Task objective :: In the first block of entries below, duplicate character for character every line from the one containing "paragraph-line-2: 自治区住房城乡建设厅未向政府信息公开申请人收取信息公开 —" through the one containing "body-paragraph: 2025 年，按照《政府信息公开信息处理费管理办法》规定，", both included.

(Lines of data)
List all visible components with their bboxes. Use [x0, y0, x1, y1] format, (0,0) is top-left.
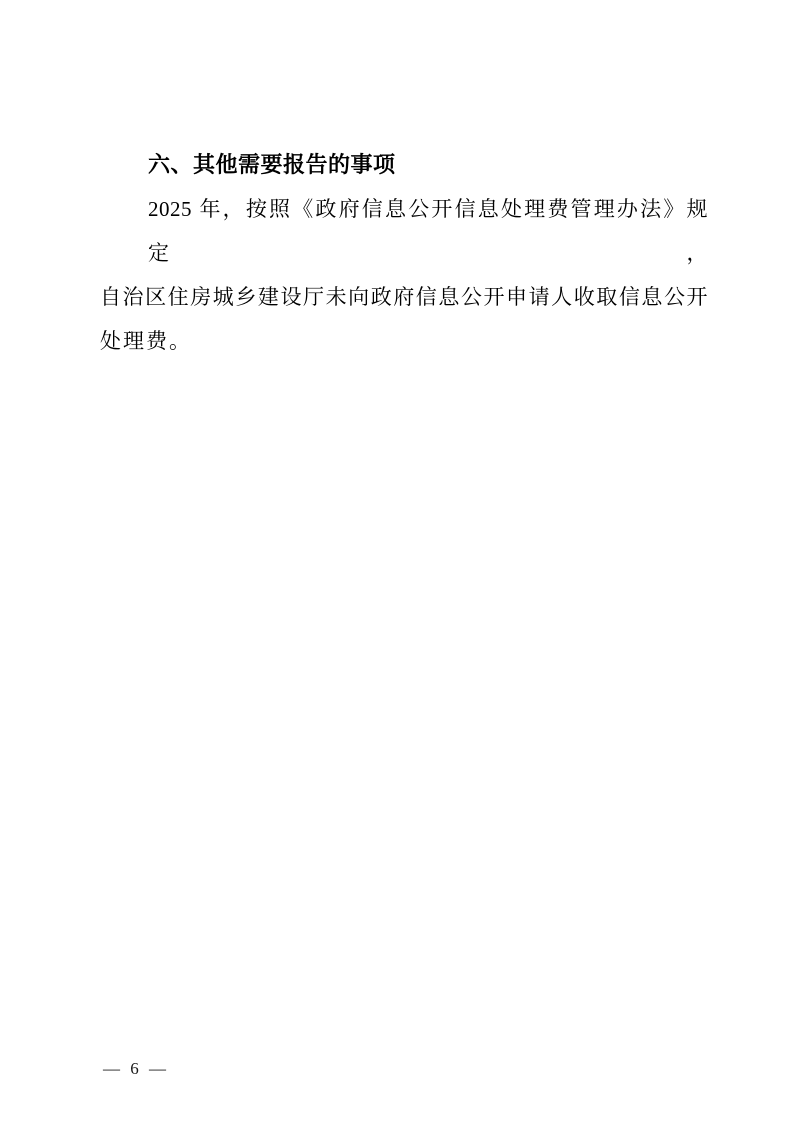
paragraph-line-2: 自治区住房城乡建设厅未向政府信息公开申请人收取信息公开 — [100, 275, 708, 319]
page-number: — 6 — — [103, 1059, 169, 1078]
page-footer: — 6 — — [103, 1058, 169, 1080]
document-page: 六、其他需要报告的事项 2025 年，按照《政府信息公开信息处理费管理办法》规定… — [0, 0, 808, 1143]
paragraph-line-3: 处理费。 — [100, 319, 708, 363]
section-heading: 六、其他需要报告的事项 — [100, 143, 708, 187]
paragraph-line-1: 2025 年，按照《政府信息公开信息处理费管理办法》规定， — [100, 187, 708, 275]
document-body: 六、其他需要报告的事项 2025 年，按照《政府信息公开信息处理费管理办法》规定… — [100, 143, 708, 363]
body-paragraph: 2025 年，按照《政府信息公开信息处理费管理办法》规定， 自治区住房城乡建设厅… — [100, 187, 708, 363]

---

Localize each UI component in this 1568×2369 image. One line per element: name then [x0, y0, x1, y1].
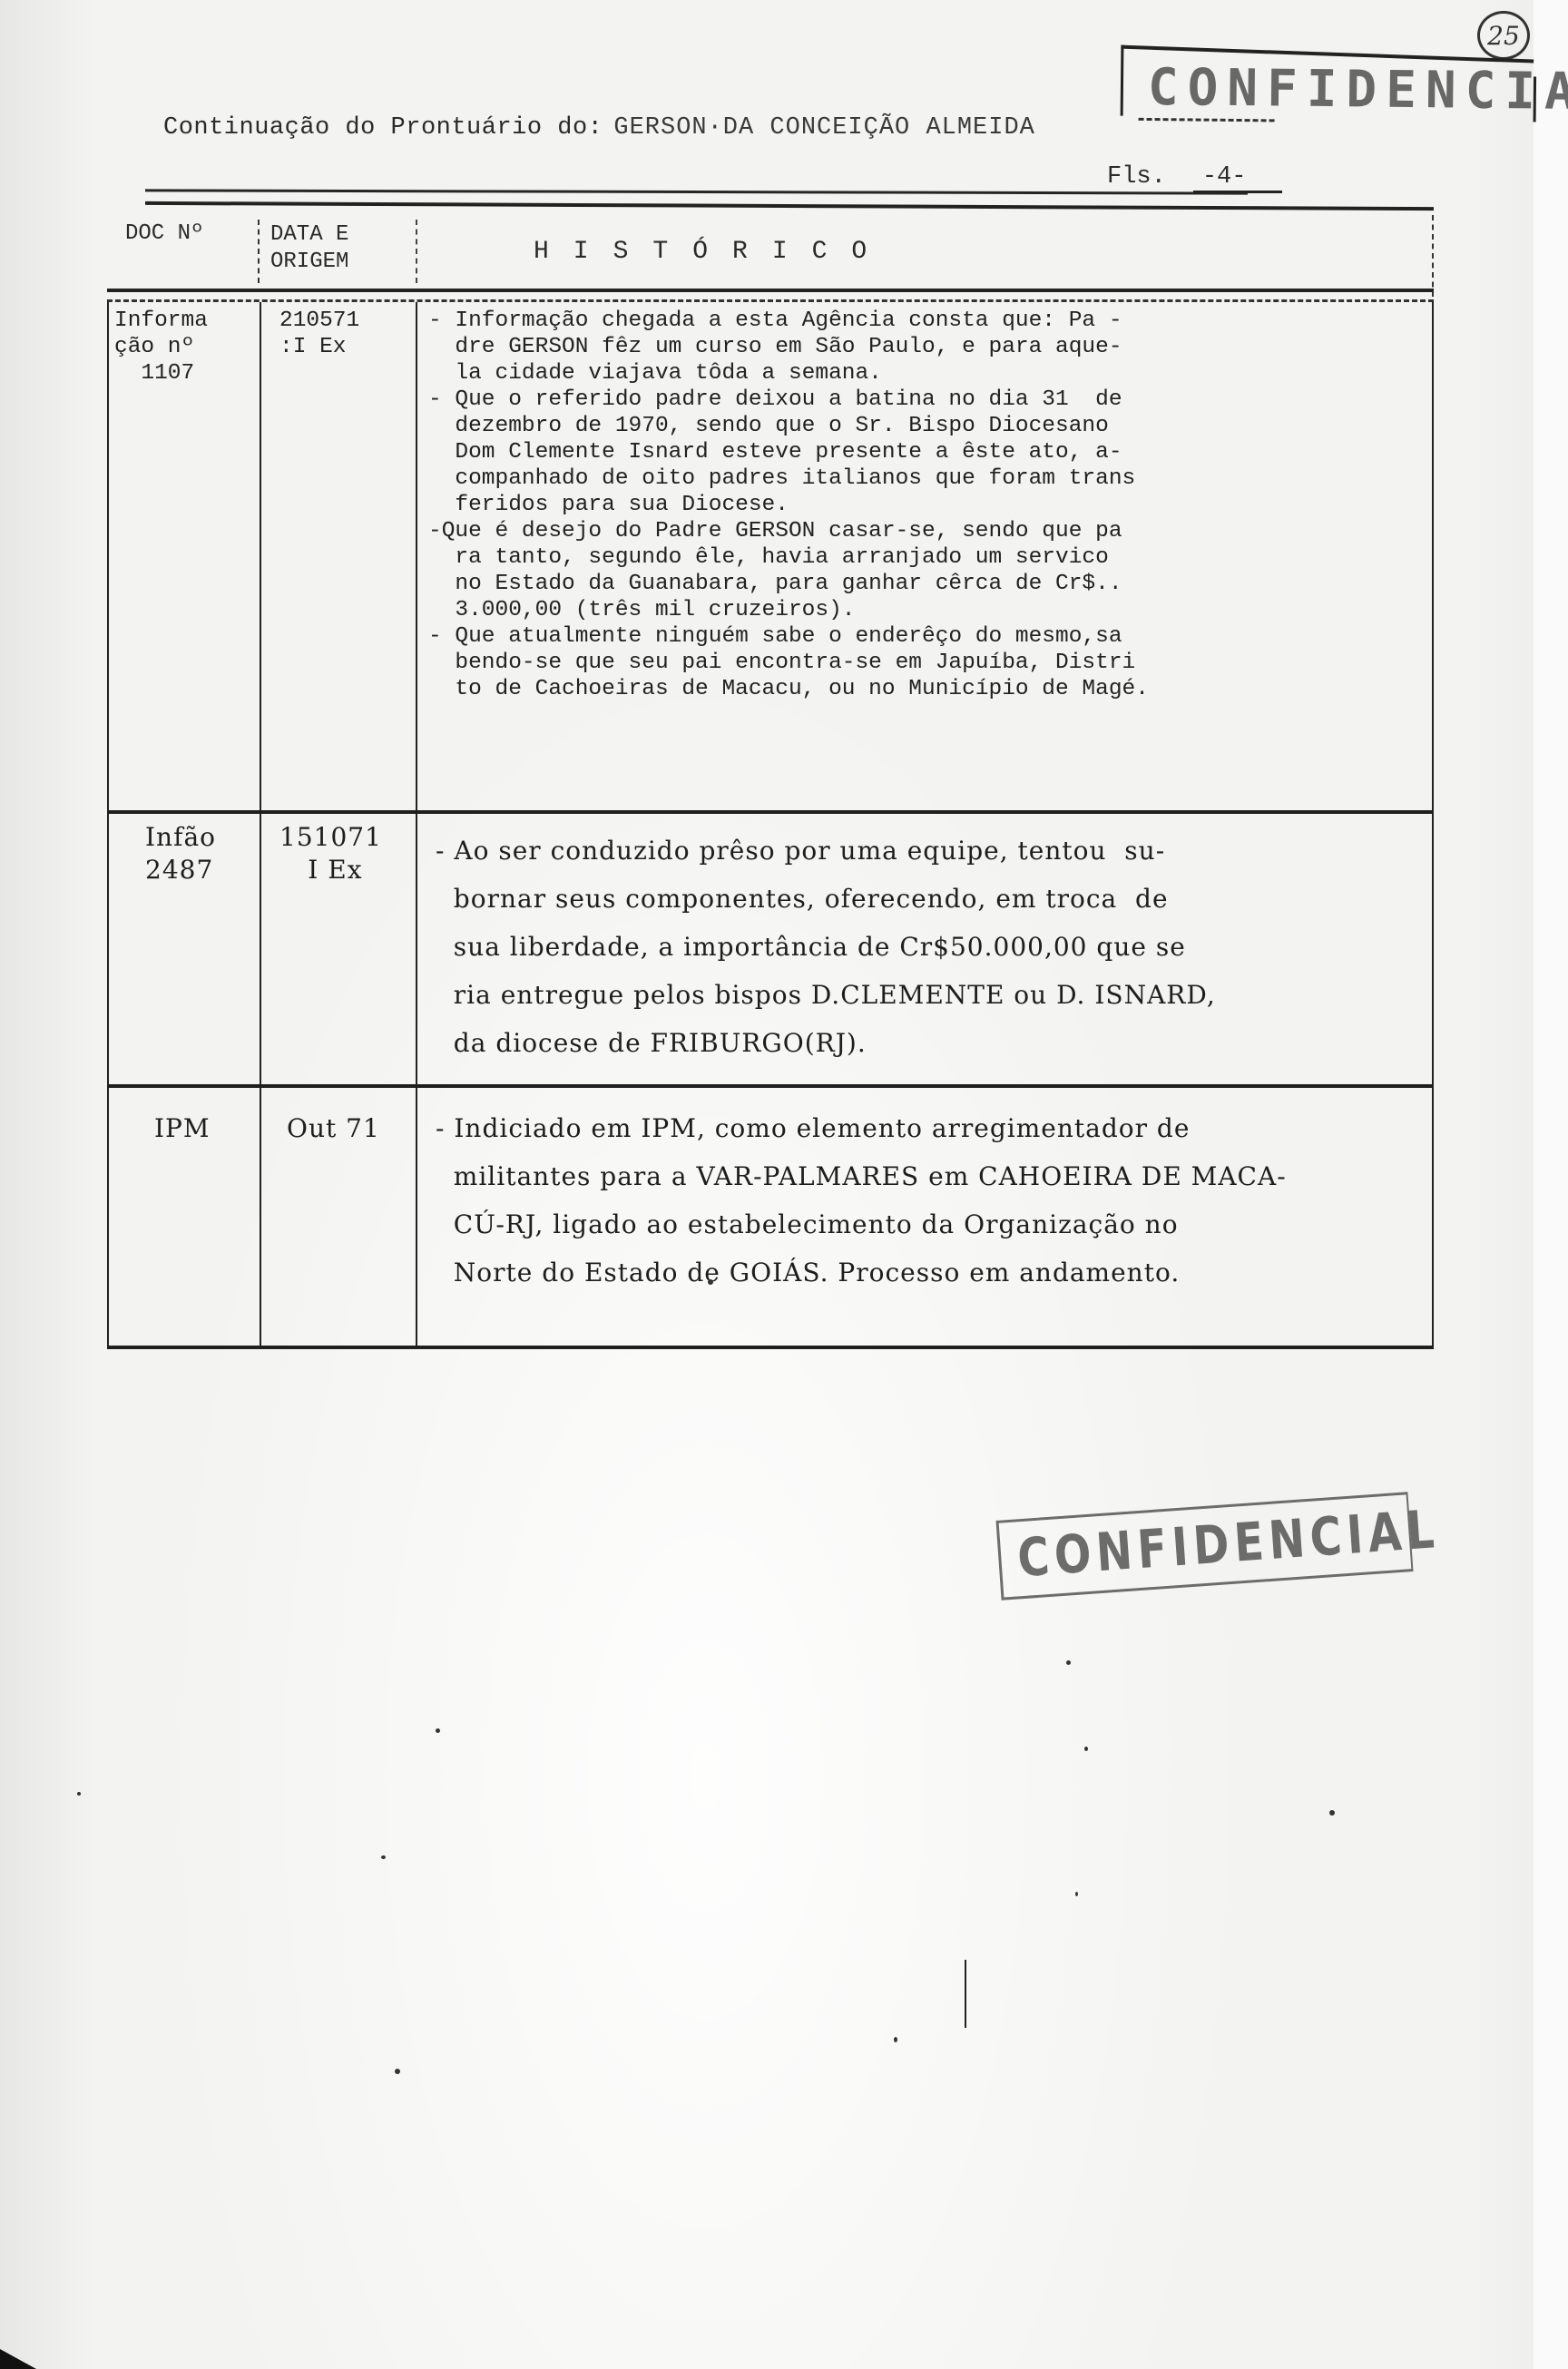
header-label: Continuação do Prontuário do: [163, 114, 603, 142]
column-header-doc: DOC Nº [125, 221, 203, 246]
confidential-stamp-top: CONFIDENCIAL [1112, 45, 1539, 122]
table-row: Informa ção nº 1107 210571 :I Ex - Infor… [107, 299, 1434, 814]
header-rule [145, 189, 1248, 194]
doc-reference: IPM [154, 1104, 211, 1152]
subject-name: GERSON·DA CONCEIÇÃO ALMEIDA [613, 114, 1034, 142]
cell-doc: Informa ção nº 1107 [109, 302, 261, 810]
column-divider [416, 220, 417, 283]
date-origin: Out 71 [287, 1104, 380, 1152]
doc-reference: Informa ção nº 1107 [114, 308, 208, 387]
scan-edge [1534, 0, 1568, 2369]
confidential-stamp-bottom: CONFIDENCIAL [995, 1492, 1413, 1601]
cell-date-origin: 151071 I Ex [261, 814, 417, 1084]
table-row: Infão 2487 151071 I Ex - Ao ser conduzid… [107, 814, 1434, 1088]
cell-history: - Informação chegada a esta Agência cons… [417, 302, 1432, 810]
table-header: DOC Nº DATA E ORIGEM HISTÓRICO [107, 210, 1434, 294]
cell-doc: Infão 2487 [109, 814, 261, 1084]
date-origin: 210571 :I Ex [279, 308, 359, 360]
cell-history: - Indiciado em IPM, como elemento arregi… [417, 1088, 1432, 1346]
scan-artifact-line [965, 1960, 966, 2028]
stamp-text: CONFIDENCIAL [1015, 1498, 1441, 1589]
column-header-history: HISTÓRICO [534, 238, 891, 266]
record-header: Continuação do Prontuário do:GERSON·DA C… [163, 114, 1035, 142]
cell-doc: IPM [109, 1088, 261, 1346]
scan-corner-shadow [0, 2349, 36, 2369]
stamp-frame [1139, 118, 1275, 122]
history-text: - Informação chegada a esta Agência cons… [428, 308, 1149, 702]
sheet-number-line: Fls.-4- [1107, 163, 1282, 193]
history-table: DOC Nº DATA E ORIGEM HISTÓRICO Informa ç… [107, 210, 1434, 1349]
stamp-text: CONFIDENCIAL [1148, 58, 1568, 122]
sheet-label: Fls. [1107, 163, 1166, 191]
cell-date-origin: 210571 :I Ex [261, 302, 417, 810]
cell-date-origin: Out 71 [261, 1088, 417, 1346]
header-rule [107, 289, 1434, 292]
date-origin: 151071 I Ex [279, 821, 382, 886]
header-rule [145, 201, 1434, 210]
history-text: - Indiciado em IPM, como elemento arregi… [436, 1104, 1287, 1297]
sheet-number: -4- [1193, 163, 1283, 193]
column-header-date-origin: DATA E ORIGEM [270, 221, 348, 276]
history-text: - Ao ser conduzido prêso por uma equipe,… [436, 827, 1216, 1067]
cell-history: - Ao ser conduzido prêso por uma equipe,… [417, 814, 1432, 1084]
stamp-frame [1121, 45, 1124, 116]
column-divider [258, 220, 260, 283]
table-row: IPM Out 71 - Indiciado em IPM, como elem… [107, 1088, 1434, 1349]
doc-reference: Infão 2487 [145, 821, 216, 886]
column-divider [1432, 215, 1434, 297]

Result of the exercise ::
paragraph-line-2: 自治区住房城乡建设厅未向政府信息公开申请人收取信息公开 — [100, 275, 708, 319]
page-number: — 6 — — [103, 1059, 169, 1078]
page-footer: — 6 — — [103, 1058, 169, 1080]
document-page: 六、其他需要报告的事项 2025 年，按照《政府信息公开信息处理费管理办法》规定… — [0, 0, 808, 1143]
paragraph-line-3: 处理费。 — [100, 319, 708, 363]
section-heading: 六、其他需要报告的事项 — [100, 143, 708, 187]
paragraph-line-1: 2025 年，按照《政府信息公开信息处理费管理办法》规定， — [100, 187, 708, 275]
document-body: 六、其他需要报告的事项 2025 年，按照《政府信息公开信息处理费管理办法》规定… — [100, 143, 708, 363]
body-paragraph: 2025 年，按照《政府信息公开信息处理费管理办法》规定， 自治区住房城乡建设厅… — [100, 187, 708, 363]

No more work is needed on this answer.